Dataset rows
* * * * * * * * *
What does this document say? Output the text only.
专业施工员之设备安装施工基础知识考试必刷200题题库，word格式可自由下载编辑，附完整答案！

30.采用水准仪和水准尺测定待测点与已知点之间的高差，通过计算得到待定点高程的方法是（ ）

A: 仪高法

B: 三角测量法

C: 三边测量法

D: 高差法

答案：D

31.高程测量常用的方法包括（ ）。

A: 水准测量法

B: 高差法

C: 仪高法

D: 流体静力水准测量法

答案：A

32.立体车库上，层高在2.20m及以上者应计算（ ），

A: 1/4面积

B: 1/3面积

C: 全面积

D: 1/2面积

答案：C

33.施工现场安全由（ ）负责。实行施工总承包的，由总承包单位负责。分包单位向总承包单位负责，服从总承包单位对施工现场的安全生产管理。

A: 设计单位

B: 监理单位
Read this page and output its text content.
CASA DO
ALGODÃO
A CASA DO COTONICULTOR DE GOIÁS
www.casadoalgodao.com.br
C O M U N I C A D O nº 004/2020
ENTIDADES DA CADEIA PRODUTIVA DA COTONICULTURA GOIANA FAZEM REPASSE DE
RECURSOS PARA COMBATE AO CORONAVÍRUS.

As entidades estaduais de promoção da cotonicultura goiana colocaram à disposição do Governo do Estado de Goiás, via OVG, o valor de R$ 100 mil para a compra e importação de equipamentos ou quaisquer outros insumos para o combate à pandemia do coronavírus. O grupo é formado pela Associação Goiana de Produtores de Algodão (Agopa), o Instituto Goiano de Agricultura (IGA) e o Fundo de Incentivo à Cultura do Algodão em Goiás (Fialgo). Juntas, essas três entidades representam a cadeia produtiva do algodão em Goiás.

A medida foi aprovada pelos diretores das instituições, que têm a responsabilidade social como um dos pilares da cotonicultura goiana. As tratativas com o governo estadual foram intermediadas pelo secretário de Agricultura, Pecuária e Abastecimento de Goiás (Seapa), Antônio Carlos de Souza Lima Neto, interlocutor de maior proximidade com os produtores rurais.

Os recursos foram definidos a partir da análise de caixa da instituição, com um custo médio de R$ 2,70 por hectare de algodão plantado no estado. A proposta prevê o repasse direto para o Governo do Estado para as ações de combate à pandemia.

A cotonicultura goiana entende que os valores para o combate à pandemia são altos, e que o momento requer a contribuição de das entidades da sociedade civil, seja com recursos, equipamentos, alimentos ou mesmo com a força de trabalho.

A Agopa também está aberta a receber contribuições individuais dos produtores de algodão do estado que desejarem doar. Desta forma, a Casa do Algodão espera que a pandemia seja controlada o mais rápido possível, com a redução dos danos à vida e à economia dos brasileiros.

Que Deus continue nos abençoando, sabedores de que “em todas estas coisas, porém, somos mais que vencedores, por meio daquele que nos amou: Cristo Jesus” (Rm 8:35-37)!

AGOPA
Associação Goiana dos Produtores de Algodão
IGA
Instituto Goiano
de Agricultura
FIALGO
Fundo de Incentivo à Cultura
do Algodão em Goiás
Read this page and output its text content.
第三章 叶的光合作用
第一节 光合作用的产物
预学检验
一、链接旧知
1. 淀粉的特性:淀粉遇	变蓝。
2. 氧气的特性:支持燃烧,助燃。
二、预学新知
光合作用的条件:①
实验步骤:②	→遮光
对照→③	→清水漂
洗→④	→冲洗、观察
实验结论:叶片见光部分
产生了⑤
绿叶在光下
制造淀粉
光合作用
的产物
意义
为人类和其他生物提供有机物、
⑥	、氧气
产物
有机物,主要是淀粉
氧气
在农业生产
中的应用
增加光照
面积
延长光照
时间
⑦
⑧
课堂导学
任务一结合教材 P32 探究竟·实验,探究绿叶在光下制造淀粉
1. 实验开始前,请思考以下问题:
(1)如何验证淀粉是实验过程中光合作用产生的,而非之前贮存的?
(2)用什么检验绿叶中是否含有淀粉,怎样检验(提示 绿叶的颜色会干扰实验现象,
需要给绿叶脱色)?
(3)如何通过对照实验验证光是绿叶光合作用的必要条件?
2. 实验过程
* * * * * * * * *
§ **Written request**
All entries must be repeated verbatim.

§ **Exercise result**
What does this document say? Output the text only.
专业施工员之设备安装施工基础知识考试必刷200题题库，word格式可自由下载编辑，附完整答案！

30.采用水准仪和水准尺测定待测点与已知点之间的高差，通过计算得到待定点高程的方法是（ ）

A: 仪高法

B: 三角测量法

C: 三边测量法

D: 高差法

答案：D

31.高程测量常用的方法包括（ ）。

A: 水准测量法

B: 高差法

C: 仪高法

D: 流体静力水准测量法

答案：A

32.立体车库上，层高在2.20m及以上者应计算（ ），

A: 1/4面积

B: 1/3面积

C: 全面积

D: 1/2面积

答案：C

33.施工现场安全由（ ）负责。实行施工总承包的，由总承包单位负责。分包单位向总承包单位负责，服从总承包单位对施工现场的安全生产管理。

A: 设计单位

B: 监理单位
Read this page and output its text content.
CASA DO
ALGODÃO
A CASA DO COTONICULTOR DE GOIÁS
www.casadoalgodao.com.br
C O M U N I C A D O nº 004/2020
ENTIDADES DA CADEIA PRODUTIVA DA COTONICULTURA GOIANA FAZEM REPASSE DE
RECURSOS PARA COMBATE AO CORONAVÍRUS.

As entidades estaduais de promoção da cotonicultura goiana colocaram à disposição do Governo do Estado de Goiás, via OVG, o valor de R$ 100 mil para a compra e importação de equipamentos ou quaisquer outros insumos para o combate à pandemia do coronavírus. O grupo é formado pela Associação Goiana de Produtores de Algodão (Agopa), o Instituto Goiano de Agricultura (IGA) e o Fundo de Incentivo à Cultura do Algodão em Goiás (Fialgo). Juntas, essas três entidades representam a cadeia produtiva do algodão em Goiás.

A medida foi aprovada pelos diretores das instituições, que têm a responsabilidade social como um dos pilares da cotonicultura goiana. As tratativas com o governo estadual foram intermediadas pelo secretário de Agricultura, Pecuária e Abastecimento de Goiás (Seapa), Antônio Carlos de Souza Lima Neto, interlocutor de maior proximidade com os produtores rurais.

Os recursos foram definidos a partir da análise de caixa da instituição, com um custo médio de R$ 2,70 por hectare de algodão plantado no estado. A proposta prevê o repasse direto para o Governo do Estado para as ações de combate à pandemia.

A cotonicultura goiana entende que os valores para o combate à pandemia são altos, e que o momento requer a contribuição de das entidades da sociedade civil, seja com recursos, equipamentos, alimentos ou mesmo com a força de trabalho.

A Agopa também está aberta a receber contribuições individuais dos produtores de algodão do estado que desejarem doar. Desta forma, a Casa do Algodão espera que a pandemia seja controlada o mais rápido possível, com a redução dos danos à vida e à economia dos brasileiros.

Que Deus continue nos abençoando, sabedores de que “em todas estas coisas, porém, somos mais que vencedores, por meio daquele que nos amou: Cristo Jesus” (Rm 8:35-37)!

AGOPA
Associação Goiana dos Produtores de Algodão
IGA
Instituto Goiano
de Agricultura
FIALGO
Fundo de Incentivo à Cultura
do Algodão em Goiás
Read this page and output its text content.
第三章 叶的光合作用
第一节 光合作用的产物
预学检验
一、链接旧知
1. 淀粉的特性:淀粉遇	变蓝。
2. 氧气的特性:支持燃烧,助燃。
二、预学新知
光合作用的条件:①
实验步骤:②	→遮光
对照→③	→清水漂
洗→④	→冲洗、观察
实验结论:叶片见光部分
产生了⑤
绿叶在光下
制造淀粉
光合作用
的产物
意义
为人类和其他生物提供有机物、
⑥	、氧气
产物
有机物,主要是淀粉
氧气
在农业生产
中的应用
增加光照
面积
延长光照
时间
⑦
⑧
课堂导学
任务一结合教材 P32 探究竟·实验,探究绿叶在光下制造淀粉
1. 实验开始前,请思考以下问题:
(1)如何验证淀粉是实验过程中光合作用产生的,而非之前贮存的?
(2)用什么检验绿叶中是否含有淀粉,怎样检验(提示 绿叶的颜色会干扰实验现象,
需要给绿叶脱色)?
(3)如何通过对照实验验证光是绿叶光合作用的必要条件?
2. 实验过程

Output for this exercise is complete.